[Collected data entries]
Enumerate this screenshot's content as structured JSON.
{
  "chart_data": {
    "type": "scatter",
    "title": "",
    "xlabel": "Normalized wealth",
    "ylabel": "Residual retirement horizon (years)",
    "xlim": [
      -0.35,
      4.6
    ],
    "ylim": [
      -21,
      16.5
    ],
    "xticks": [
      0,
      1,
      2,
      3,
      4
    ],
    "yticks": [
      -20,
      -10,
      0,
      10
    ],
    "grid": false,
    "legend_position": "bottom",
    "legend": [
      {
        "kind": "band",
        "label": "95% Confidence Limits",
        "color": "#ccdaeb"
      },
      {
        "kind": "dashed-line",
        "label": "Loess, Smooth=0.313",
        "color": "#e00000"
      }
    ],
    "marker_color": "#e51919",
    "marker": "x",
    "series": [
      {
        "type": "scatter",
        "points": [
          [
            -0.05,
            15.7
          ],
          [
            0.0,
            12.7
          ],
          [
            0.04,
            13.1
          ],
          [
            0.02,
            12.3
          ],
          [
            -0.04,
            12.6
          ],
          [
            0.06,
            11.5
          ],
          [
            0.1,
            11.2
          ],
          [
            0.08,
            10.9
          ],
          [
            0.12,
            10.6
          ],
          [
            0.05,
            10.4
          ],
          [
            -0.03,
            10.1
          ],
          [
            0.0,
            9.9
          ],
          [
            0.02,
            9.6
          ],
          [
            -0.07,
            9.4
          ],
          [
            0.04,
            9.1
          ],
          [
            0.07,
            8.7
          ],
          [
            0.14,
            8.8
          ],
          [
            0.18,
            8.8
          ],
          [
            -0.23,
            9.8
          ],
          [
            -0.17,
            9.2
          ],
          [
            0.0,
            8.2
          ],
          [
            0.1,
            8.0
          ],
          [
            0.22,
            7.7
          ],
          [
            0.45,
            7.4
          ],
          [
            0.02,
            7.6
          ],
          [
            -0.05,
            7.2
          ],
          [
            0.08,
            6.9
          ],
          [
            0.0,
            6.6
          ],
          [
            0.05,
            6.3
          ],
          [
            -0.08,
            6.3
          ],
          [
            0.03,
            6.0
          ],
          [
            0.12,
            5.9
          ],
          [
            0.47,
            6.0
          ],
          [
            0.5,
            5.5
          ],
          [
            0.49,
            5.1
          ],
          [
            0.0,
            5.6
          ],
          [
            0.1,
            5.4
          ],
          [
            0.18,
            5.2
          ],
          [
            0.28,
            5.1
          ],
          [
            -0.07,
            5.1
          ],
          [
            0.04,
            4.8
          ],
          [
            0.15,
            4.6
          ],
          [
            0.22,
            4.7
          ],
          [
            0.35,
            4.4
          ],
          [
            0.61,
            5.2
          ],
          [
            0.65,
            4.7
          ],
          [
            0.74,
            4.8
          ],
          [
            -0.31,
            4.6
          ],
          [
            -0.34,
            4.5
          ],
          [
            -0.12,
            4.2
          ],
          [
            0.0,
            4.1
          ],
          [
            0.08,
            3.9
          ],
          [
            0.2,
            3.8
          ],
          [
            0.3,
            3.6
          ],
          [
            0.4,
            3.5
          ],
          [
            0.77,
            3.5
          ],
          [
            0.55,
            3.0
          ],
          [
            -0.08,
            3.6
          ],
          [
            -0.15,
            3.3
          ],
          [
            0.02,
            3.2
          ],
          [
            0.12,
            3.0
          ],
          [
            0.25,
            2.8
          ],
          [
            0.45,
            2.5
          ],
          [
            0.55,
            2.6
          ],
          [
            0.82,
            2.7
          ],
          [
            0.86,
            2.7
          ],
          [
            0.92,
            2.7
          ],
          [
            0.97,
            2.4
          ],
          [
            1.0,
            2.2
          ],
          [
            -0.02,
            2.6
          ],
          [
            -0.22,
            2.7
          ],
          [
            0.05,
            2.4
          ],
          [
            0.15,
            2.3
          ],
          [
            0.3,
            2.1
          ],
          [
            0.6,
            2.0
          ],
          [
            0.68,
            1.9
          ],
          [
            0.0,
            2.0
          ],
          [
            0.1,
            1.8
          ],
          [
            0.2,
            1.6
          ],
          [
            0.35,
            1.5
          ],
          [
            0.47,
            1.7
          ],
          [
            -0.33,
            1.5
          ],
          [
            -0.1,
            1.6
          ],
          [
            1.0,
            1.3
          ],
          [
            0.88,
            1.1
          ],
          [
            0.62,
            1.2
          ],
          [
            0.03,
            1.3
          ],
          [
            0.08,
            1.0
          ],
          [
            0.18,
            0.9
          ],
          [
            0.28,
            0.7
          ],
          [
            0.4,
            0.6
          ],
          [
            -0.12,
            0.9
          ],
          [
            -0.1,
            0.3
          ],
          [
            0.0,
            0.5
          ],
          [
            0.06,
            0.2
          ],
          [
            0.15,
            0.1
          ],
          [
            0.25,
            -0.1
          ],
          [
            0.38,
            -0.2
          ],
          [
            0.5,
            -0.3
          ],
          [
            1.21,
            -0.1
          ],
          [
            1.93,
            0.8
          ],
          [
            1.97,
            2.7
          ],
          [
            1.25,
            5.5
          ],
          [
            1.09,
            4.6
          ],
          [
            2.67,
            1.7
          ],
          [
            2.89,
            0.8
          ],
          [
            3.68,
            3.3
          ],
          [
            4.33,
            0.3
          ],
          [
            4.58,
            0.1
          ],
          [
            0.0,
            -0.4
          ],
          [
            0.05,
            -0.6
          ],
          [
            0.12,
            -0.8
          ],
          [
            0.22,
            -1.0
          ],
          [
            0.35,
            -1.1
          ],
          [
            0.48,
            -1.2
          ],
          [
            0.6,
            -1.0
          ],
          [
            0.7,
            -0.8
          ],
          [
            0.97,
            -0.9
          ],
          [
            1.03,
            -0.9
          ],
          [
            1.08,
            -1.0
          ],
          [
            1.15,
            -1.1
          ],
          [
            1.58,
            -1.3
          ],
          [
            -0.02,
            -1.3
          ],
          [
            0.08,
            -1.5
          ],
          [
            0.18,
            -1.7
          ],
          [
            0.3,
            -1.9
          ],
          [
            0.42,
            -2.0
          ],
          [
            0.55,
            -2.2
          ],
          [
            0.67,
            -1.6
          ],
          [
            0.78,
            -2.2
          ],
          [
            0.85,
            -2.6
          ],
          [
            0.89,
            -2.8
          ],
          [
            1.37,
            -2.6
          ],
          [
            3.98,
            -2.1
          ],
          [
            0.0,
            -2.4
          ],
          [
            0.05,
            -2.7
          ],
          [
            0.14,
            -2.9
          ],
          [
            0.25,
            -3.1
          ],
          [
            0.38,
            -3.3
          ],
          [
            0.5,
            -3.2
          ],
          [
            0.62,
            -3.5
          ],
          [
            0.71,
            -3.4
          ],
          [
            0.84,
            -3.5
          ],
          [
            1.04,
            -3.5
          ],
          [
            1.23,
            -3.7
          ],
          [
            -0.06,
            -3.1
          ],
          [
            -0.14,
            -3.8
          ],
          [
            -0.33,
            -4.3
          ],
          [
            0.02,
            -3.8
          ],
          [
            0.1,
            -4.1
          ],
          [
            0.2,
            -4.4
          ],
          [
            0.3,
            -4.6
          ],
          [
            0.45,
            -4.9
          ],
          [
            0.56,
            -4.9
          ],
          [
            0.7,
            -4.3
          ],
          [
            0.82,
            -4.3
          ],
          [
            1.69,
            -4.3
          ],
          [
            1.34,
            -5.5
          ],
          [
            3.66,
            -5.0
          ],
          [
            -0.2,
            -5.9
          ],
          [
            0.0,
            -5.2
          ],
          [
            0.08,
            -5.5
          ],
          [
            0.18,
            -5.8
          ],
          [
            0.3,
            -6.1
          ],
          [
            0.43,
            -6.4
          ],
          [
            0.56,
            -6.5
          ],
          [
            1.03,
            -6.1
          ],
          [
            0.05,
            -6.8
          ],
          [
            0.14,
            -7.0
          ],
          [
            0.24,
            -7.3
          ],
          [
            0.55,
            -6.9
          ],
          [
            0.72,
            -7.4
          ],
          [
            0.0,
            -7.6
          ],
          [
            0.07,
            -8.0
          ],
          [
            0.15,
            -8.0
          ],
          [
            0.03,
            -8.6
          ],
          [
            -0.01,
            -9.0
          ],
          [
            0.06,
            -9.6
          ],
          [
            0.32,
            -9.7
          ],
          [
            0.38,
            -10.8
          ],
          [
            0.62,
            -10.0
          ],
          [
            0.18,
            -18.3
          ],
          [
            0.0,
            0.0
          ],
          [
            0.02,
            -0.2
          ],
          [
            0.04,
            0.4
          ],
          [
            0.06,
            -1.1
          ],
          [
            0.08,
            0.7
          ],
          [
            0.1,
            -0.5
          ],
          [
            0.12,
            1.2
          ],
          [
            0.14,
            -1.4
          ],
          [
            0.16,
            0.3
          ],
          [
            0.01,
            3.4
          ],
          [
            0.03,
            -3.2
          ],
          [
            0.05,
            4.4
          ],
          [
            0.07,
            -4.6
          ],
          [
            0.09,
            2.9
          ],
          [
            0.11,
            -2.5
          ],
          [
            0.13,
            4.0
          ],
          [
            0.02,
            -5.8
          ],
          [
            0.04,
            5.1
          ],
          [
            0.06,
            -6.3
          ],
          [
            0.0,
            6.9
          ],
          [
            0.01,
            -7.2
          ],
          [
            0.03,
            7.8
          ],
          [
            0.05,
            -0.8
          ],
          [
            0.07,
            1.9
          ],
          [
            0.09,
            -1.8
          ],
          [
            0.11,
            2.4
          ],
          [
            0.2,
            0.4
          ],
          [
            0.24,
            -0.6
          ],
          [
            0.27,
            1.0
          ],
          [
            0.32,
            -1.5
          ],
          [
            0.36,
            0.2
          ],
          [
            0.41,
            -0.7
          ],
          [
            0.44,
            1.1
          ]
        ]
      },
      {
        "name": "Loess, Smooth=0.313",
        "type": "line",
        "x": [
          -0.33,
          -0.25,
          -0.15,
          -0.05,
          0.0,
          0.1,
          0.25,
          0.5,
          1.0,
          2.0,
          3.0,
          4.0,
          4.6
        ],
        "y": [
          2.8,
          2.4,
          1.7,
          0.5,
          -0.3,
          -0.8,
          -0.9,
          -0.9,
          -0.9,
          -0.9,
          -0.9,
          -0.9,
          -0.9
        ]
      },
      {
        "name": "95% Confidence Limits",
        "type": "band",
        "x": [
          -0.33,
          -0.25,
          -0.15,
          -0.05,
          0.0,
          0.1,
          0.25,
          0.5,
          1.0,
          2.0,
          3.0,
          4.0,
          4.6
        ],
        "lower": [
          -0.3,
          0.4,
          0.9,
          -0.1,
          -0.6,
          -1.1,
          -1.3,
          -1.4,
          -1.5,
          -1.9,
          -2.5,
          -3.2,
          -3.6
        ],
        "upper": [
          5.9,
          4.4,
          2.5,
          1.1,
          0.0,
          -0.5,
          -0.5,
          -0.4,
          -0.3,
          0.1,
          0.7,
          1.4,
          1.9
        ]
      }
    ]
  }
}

Exercise instructions - Go through the records and show every line with the string "Limits" in it.

Answer to the task -
        "label": "95% Confidence Limits",
        "name": "95% Confidence Limits",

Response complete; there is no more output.